• What is needed: Reproduce each record below exactly as written.

* Start Records provided *

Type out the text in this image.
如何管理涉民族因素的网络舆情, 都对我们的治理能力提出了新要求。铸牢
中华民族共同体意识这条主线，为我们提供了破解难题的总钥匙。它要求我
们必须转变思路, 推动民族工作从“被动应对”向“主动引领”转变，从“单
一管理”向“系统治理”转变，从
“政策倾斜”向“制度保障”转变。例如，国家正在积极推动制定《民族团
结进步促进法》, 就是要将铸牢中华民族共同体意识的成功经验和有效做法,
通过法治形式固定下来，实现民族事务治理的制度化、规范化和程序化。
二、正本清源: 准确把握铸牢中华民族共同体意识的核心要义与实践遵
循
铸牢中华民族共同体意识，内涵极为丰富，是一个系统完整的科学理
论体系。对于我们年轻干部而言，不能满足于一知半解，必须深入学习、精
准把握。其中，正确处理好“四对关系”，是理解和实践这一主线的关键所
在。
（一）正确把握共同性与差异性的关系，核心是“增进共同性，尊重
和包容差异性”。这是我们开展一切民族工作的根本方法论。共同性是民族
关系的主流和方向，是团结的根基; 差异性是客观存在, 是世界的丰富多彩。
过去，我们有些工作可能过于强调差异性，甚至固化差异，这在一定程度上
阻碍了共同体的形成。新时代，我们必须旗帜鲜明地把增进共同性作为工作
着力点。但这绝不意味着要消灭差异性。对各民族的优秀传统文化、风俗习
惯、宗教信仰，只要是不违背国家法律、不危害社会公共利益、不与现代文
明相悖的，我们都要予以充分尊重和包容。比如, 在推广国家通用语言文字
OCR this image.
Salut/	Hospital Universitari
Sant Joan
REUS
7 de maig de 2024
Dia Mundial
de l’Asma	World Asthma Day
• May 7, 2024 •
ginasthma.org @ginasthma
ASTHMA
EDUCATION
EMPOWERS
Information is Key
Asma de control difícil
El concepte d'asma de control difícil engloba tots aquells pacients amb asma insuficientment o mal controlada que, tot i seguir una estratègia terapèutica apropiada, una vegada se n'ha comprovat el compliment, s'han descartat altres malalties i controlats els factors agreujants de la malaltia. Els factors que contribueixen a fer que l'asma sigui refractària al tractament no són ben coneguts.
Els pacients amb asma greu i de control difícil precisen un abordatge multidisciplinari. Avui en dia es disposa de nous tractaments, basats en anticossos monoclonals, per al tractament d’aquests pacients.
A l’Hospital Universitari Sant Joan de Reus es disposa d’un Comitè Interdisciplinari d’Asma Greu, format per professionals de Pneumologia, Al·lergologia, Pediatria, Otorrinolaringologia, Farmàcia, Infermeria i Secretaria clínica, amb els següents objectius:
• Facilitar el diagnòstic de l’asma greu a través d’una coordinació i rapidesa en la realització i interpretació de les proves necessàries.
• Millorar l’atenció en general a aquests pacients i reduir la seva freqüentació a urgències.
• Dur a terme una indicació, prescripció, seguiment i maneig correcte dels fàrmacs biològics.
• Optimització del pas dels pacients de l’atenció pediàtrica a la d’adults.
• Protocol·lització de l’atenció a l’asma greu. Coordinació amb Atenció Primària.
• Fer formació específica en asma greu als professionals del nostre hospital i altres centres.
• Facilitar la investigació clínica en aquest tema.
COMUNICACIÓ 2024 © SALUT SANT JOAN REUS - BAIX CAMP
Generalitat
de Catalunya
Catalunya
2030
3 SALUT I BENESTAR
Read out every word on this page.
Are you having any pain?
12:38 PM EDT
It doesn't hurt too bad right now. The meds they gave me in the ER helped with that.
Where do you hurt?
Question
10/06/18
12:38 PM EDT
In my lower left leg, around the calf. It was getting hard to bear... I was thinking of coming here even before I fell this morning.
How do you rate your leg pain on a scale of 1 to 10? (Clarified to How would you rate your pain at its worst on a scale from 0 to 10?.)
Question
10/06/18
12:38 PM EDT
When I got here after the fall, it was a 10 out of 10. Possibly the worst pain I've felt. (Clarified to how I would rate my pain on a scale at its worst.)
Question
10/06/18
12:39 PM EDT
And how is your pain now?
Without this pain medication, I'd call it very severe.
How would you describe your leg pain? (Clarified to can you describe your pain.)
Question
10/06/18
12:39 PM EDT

* End Records provided *

• Response to the exercise:
Type out the text in this image.
如何管理涉民族因素的网络舆情, 都对我们的治理能力提出了新要求。铸牢
中华民族共同体意识这条主线，为我们提供了破解难题的总钥匙。它要求我
们必须转变思路, 推动民族工作从“被动应对”向“主动引领”转变，从“单
一管理”向“系统治理”转变，从
“政策倾斜”向“制度保障”转变。例如，国家正在积极推动制定《民族团
结进步促进法》, 就是要将铸牢中华民族共同体意识的成功经验和有效做法,
通过法治形式固定下来，实现民族事务治理的制度化、规范化和程序化。
二、正本清源: 准确把握铸牢中华民族共同体意识的核心要义与实践遵
循
铸牢中华民族共同体意识，内涵极为丰富，是一个系统完整的科学理
论体系。对于我们年轻干部而言，不能满足于一知半解，必须深入学习、精
准把握。其中，正确处理好“四对关系”，是理解和实践这一主线的关键所
在。
（一）正确把握共同性与差异性的关系，核心是“增进共同性，尊重
和包容差异性”。这是我们开展一切民族工作的根本方法论。共同性是民族
关系的主流和方向，是团结的根基; 差异性是客观存在, 是世界的丰富多彩。
过去，我们有些工作可能过于强调差异性，甚至固化差异，这在一定程度上
阻碍了共同体的形成。新时代，我们必须旗帜鲜明地把增进共同性作为工作
着力点。但这绝不意味着要消灭差异性。对各民族的优秀传统文化、风俗习
惯、宗教信仰，只要是不违背国家法律、不危害社会公共利益、不与现代文
明相悖的，我们都要予以充分尊重和包容。比如, 在推广国家通用语言文字
OCR this image.
Salut/	Hospital Universitari
Sant Joan
REUS
7 de maig de 2024
Dia Mundial
de l’Asma	World Asthma Day
• May 7, 2024 •
ginasthma.org @ginasthma
ASTHMA
EDUCATION
EMPOWERS
Information is Key
Asma de control difícil
El concepte d'asma de control difícil engloba tots aquells pacients amb asma insuficientment o mal controlada que, tot i seguir una estratègia terapèutica apropiada, una vegada se n'ha comprovat el compliment, s'han descartat altres malalties i controlats els factors agreujants de la malaltia. Els factors que contribueixen a fer que l'asma sigui refractària al tractament no són ben coneguts.
Els pacients amb asma greu i de control difícil precisen un abordatge multidisciplinari. Avui en dia es disposa de nous tractaments, basats en anticossos monoclonals, per al tractament d’aquests pacients.
A l’Hospital Universitari Sant Joan de Reus es disposa d’un Comitè Interdisciplinari d’Asma Greu, format per professionals de Pneumologia, Al·lergologia, Pediatria, Otorrinolaringologia, Farmàcia, Infermeria i Secretaria clínica, amb els següents objectius:
• Facilitar el diagnòstic de l’asma greu a través d’una coordinació i rapidesa en la realització i interpretació de les proves necessàries.
• Millorar l’atenció en general a aquests pacients i reduir la seva freqüentació a urgències.
• Dur a terme una indicació, prescripció, seguiment i maneig correcte dels fàrmacs biològics.
• Optimització del pas dels pacients de l’atenció pediàtrica a la d’adults.
• Protocol·lització de l’atenció a l’asma greu. Coordinació amb Atenció Primària.
• Fer formació específica en asma greu als professionals del nostre hospital i altres centres.
• Facilitar la investigació clínica en aquest tema.
COMUNICACIÓ 2024 © SALUT SANT JOAN REUS - BAIX CAMP
Generalitat
de Catalunya
Catalunya
2030
3 SALUT I BENESTAR
Read out every word on this page.
Are you having any pain?
12:38 PM EDT
It doesn't hurt too bad right now. The meds they gave me in the ER helped with that.
Where do you hurt?
Question
10/06/18
12:38 PM EDT
In my lower left leg, around the calf. It was getting hard to bear... I was thinking of coming here even before I fell this morning.
How do you rate your leg pain on a scale of 1 to 10? (Clarified to How would you rate your pain at its worst on a scale from 0 to 10?.)
Question
10/06/18
12:38 PM EDT
When I got here after the fall, it was a 10 out of 10. Possibly the worst pain I've felt. (Clarified to how I would rate my pain on a scale at its worst.)
Question
10/06/18
12:39 PM EDT
And how is your pain now?
Without this pain medication, I'd call it very severe.
How would you describe your leg pain? (Clarified to can you describe your pain.)
Question
10/06/18
12:39 PM EDT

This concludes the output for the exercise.